*Records for this task:*
▼▼▼
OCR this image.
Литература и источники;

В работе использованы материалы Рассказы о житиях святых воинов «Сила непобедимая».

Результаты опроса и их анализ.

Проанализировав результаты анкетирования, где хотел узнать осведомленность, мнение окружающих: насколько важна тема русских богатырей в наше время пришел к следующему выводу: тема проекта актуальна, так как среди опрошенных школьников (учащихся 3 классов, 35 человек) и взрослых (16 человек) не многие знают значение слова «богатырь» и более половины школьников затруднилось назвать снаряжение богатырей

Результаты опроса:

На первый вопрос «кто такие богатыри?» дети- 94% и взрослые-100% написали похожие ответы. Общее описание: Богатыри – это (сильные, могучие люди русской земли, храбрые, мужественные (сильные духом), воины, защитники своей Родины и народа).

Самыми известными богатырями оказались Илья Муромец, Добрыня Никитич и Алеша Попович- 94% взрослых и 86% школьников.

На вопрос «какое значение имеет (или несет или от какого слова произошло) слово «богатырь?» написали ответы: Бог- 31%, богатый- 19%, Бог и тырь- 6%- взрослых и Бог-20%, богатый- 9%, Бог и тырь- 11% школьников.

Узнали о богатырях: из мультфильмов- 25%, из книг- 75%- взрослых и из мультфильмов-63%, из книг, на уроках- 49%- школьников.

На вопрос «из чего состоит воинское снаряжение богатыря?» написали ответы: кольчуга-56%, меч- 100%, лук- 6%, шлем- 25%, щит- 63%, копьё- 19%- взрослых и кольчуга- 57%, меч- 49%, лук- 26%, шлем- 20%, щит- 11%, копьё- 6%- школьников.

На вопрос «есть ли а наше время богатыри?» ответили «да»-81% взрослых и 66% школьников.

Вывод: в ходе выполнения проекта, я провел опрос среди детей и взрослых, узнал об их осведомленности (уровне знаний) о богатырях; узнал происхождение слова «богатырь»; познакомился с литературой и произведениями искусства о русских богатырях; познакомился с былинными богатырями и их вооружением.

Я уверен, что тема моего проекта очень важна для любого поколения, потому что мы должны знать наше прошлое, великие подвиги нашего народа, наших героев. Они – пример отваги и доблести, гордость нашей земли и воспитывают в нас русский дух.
▲▲▲
*Task directions:*
Gather up the lines containing the word "опроса" from these records and copy them.

*Written solution:*
Результаты опроса и их анализ.
Результаты опроса:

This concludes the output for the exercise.